Task brief: Here are some entries; quote each one exactly.

Extracted entries:
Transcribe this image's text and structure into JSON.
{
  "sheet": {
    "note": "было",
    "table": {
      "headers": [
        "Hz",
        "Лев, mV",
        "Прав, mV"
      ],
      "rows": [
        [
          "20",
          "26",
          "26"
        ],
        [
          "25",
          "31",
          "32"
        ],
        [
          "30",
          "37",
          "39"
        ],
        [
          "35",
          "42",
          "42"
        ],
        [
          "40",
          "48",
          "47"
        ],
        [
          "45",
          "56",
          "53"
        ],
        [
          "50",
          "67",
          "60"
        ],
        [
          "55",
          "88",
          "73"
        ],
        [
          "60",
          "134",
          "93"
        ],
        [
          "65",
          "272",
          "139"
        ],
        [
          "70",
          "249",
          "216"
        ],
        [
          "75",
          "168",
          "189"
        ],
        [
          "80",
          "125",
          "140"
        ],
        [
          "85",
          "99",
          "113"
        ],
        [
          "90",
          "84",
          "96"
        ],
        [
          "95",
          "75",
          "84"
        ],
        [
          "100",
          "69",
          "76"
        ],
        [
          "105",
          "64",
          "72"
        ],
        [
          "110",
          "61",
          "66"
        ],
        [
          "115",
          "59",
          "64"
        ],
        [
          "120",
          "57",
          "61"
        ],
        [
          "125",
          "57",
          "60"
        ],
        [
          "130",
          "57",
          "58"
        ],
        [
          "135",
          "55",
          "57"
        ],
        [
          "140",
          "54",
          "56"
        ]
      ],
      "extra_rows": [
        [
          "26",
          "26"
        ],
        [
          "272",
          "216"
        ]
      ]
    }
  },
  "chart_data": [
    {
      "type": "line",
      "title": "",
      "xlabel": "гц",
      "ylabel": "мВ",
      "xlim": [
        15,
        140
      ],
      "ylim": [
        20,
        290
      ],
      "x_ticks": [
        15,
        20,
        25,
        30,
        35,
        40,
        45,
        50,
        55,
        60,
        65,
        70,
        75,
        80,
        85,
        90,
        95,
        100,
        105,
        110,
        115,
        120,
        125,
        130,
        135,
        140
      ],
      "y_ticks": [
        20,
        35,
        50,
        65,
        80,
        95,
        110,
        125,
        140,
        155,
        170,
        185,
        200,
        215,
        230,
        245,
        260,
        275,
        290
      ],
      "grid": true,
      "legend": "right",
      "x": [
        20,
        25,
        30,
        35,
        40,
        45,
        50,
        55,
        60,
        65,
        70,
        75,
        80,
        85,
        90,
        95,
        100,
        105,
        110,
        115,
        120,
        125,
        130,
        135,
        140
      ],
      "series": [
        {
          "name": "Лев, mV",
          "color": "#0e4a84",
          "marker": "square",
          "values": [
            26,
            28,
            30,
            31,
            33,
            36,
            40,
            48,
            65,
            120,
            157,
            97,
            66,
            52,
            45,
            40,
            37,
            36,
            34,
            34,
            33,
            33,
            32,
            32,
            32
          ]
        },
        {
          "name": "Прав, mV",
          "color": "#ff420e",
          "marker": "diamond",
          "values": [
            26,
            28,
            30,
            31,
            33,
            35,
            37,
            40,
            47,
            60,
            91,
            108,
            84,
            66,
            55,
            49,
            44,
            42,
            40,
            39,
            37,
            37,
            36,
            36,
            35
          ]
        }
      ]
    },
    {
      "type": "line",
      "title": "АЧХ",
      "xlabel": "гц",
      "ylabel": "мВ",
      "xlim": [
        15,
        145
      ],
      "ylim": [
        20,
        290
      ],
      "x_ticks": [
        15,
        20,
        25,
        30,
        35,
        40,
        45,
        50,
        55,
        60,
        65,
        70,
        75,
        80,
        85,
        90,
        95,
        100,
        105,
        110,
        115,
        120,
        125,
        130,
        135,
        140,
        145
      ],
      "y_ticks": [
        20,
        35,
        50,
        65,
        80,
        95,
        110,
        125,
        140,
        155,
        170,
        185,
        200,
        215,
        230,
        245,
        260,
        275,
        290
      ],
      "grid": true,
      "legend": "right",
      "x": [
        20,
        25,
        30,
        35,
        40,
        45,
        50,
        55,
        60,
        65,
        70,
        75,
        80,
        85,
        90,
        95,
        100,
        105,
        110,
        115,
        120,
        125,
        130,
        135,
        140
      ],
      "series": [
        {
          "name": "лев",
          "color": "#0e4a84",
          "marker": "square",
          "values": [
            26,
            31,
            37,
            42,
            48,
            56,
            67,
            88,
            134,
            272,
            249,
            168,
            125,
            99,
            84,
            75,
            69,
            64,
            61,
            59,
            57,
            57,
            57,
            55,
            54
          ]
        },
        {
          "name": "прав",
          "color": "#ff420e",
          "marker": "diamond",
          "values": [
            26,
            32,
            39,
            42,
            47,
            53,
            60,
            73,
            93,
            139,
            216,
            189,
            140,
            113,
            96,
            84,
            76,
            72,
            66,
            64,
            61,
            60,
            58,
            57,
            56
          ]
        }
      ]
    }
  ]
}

Correct result:
Transcribe this image's text and structure into JSON.
{
  "sheet": {
    "note": "было",
    "table": {
      "headers": [
        "Hz",
        "Лев, mV",
        "Прав, mV"
      ],
      "rows": [
        [
          "20",
          "26",
          "26"
        ],
        [
          "25",
          "31",
          "32"
        ],
        [
          "30",
          "37",
          "39"
        ],
        [
          "35",
          "42",
          "42"
        ],
        [
          "40",
          "48",
          "47"
        ],
        [
          "45",
          "56",
          "53"
        ],
        [
          "50",
          "67",
          "60"
        ],
        [
          "55",
          "88",
          "73"
        ],
        [
          "60",
          "134",
          "93"
        ],
        [
          "65",
          "272",
          "139"
        ],
        [
          "70",
          "249",
          "216"
        ],
        [
          "75",
          "168",
          "189"
        ],
        [
          "80",
          "125",
          "140"
        ],
        [
          "85",
          "99",
          "113"
        ],
        [
          "90",
          "84",
          "96"
        ],
        [
          "95",
          "75",
          "84"
        ],
        [
          "100",
          "69",
          "76"
        ],
        [
          "105",
          "64",
          "72"
        ],
        [
          "110",
          "61",
          "66"
        ],
        [
          "115",
          "59",
          "64"
        ],
        [
          "120",
          "57",
          "61"
        ],
        [
          "125",
          "57",
          "60"
        ],
        [
          "130",
          "57",
          "58"
        ],
        [
          "135",
          "55",
          "57"
        ],
        [
          "140",
          "54",
          "56"
        ]
      ],
      "extra_rows": [
        [
          "26",
          "26"
        ],
        [
          "272",
          "216"
        ]
      ]
    }
  },
  "chart_data": [
    {
      "type": "line",
      "title": "",
      "xlabel": "гц",
      "ylabel": "мВ",
      "xlim": [
        15,
        140
      ],
      "ylim": [
        20,
        290
      ],
      "x_ticks": [
        15,
        20,
        25,
        30,
        35,
        40,
        45,
        50,
        55,
        60,
        65,
        70,
        75,
        80,
        85,
        90,
        95,
        100,
        105,
        110,
        115,
        120,
        125,
        130,
        135,
        140
      ],
      "y_ticks": [
        20,
        35,
        50,
        65,
        80,
        95,
        110,
        125,
        140,
        155,
        170,
        185,
        200,
        215,
        230,
        245,
        260,
        275,
        290
      ],
      "grid": true,
      "legend": "right",
      "x": [
        20,
        25,
        30,
        35,
        40,
        45,
        50,
        55,
        60,
        65,
        70,
        75,
        80,
        85,
        90,
        95,
        100,
        105,
        110,
        115,
        120,
        125,
        130,
        135,
        140
      ],
      "series": [
        {
          "name": "Лев, mV",
          "color": "#0e4a84",
          "marker": "square",
          "values": [
            26,
            28,
            30,
            31,
            33,
            36,
            40,
            48,
            65,
            120,
            157,
            97,
            66,
            52,
            45,
            40,
            37,
            36,
            34,
            34,
            33,
            33,
            32,
            32,
            32
          ]
        },
        {
          "name": "Прав, mV",
          "color": "#ff420e",
          "marker": "diamond",
          "values": [
            26,
            28,
            30,
            31,
            33,
            35,
            37,
            40,
            47,
            60,
            91,
            108,
            84,
            66,
            55,
            49,
            44,
            42,
            40,
            39,
            37,
            37,
            36,
            36,
            35
          ]
        }
      ]
    },
    {
      "type": "line",
      "title": "АЧХ",
      "xlabel": "гц",
      "ylabel": "мВ",
      "xlim": [
        15,
        145
      ],
      "ylim": [
        20,
        290
      ],
      "x_ticks": [
        15,
        20,
        25,
        30,
        35,
        40,
        45,
        50,
        55,
        60,
        65,
        70,
        75,
        80,
        85,
        90,
        95,
        100,
        105,
        110,
        115,
        120,
        125,
        130,
        135,
        140,
        145
      ],
      "y_ticks": [
        20,
        35,
        50,
        65,
        80,
        95,
        110,
        125,
        140,
        155,
        170,
        185,
        200,
        215,
        230,
        245,
        260,
        275,
        290
      ],
      "grid": true,
      "legend": "right",
      "x": [
        20,
        25,
        30,
        35,
        40,
        45,
        50,
        55,
        60,
        65,
        70,
        75,
        80,
        85,
        90,
        95,
        100,
        105,
        110,
        115,
        120,
        125,
        130,
        135,
        140
      ],
      "series": [
        {
          "name": "лев",
          "color": "#0e4a84",
          "marker": "square",
          "values": [
            26,
            31,
            37,
            42,
            48,
            56,
            67,
            88,
            134,
            272,
            249,
            168,
            125,
            99,
            84,
            75,
            69,
            64,
            61,
            59,
            57,
            57,
            57,
            55,
            54
          ]
        },
        {
          "name": "прав",
          "color": "#ff420e",
          "marker": "diamond",
          "values": [
            26,
            32,
            39,
            42,
            47,
            53,
            60,
            73,
            93,
            139,
            216,
            189,
            140,
            113,
            96,
            84,
            76,
            72,
            66,
            64,
            61,
            60,
            58,
            57,
            56
          ]
        }
      ]
    }
  ]
}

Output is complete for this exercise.